§ Фрагмент документа
□ □ □
Но наиболее значимой «визитной карточкой» постмодернизма является культурологическая операция снятия проблемы противостояния добра и зла, заменой ее «инсталляцией» и «перфомансом». Об этом будем говорить ниже, отметим лишь, что в отличие от прежних волн декаданса, характерной особенностью нынешнего является эстетизация криминалитета. Что делать, если криминальные авторитеты и просто преступники являют собой едва ли последними пассионарными личностями (пассионарий всегда готов пожертвовать собой, а разве преступник не делает этого постоянно?) Отсюда прямой путь к апологии их «духовной жизни», чем активно занимались и занимаются многие известные западные кинорежиссеры, включая таких мэтров как Ф. Коппола, М. Скорсезе, К. Тарантино.
Культура позднего Рима пошла по пути эстетизации жестокости. Кровавые гладиаторские бои стали любимым зрелищем римлян. В наше время возникла аналогичная тенденция в искусстве. Демонстрация жестокости в фильмах стало обыденностью. Зрительский «болевой порог» неуклонно опускается ниже уровня сострадания. Эстетика жестокости вполне может перерасти в смакование садизма. Правда, можно оспорить, что это относится к деградации. В Средние века горожане Европы с удовольствием смотрели публичные казни — отрубание голов, четвертование, сожжение, и ничего, создавали понемногу современную гуманистическую цивилизацию. Но в те времена гуманизма практически не было, он пробивался сквозь толщу варварства, а ныне наоборот, гуманизм девальвируется. Он либо варваризируется через эстетику жестокости, либо доводится до утонченности, что может стать прологом к апологии садизма.
□ □ □
§ Письменное задание 1
Перепишите из фрагмента о постмодернизме и эстетике жестокости отрывок от «Но наиболее значимой» до «Скорсезе, К. Тарантино.» включительно.

§ Фрагменты записей
□ □ □
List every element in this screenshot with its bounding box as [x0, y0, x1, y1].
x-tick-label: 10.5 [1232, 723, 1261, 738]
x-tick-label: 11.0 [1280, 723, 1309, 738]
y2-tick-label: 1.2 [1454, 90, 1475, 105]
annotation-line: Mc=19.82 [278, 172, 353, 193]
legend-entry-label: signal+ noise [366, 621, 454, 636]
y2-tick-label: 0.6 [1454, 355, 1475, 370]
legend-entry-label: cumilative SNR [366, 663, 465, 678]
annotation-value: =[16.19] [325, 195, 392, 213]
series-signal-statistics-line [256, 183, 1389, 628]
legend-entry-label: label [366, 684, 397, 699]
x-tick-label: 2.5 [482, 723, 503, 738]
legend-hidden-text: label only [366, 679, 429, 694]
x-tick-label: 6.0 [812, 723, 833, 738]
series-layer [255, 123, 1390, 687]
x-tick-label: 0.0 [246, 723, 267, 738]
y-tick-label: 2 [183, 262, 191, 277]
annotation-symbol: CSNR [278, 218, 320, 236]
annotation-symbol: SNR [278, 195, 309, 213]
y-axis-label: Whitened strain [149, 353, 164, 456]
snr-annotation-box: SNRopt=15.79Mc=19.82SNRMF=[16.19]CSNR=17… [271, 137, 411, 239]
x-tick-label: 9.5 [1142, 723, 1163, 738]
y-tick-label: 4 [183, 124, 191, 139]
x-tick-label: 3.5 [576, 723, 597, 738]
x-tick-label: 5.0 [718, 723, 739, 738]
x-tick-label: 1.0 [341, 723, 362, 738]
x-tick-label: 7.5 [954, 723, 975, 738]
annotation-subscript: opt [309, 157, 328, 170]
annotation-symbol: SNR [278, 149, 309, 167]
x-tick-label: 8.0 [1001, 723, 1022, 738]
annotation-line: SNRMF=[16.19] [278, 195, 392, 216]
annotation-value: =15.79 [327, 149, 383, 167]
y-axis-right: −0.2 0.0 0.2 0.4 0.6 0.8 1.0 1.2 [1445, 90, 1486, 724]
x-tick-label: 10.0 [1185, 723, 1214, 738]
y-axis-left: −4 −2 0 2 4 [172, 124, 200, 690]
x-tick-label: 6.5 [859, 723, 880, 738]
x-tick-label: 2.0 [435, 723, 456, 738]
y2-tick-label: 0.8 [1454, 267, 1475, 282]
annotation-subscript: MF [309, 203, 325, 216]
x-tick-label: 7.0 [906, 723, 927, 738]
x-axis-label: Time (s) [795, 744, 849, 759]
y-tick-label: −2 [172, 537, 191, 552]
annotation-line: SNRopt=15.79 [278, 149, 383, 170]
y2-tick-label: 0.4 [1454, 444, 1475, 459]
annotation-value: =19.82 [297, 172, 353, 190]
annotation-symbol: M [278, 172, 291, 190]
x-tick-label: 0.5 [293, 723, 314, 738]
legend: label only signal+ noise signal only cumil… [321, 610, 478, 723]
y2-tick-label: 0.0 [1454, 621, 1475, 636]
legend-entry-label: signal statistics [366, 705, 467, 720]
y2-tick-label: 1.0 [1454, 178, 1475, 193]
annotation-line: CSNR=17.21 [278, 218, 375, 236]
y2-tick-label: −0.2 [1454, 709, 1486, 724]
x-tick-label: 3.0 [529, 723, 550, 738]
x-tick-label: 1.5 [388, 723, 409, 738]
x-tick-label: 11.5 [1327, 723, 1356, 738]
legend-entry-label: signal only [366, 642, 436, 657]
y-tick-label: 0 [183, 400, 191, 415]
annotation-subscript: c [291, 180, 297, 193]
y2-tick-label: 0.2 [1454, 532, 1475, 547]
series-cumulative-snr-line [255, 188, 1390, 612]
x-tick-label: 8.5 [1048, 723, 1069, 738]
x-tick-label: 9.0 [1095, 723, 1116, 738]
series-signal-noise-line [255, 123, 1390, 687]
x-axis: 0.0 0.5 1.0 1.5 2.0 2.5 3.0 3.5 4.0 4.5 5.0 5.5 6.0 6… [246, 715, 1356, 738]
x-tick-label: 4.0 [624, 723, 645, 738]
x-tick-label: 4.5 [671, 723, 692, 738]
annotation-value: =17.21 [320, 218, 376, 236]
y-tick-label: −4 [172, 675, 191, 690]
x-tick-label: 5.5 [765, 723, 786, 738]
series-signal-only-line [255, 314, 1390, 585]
□ □ □
§ Письменное задание 2
Выпишите без изменений записи от самого начала до строки, содержащей «y2-tick-label: 0.6 [1454, 355, 1475, 370]», включая обе границы.

§ Ответ 1
Но наиболее значимой «визитной карточкой» постмодернизма является культурологическая операция снятия проблемы противостояния добра и зла, заменой ее «инсталляцией» и «перфомансом». Об этом будем говорить ниже, отметим лишь, что в отличие от прежних волн декаданса, характерной особенностью нынешнего является эстетизация криминалитета. Что делать, если криминальные авторитеты и просто преступники являют собой едва ли последними пассионарными личностями (пассионарий всегда готов пожертвовать собой, а разве преступник не делает этого постоянно?) Отсюда прямой путь к апологии их «духовной жизни», чем активно занимались и занимаются многие известные западные кинорежиссеры, включая таких мэтров как Ф. Коппола, М. Скорсезе, К. Тарантино.

§ Ответ 2
List every element in this screenshot with its bounding box as [x0, y0, x1, y1].
x-tick-label: 10.5 [1232, 723, 1261, 738]
x-tick-label: 11.0 [1280, 723, 1309, 738]
y2-tick-label: 1.2 [1454, 90, 1475, 105]
annotation-line: Mc=19.82 [278, 172, 353, 193]
legend-entry-label: signal+ noise [366, 621, 454, 636]
y2-tick-label: 0.6 [1454, 355, 1475, 370]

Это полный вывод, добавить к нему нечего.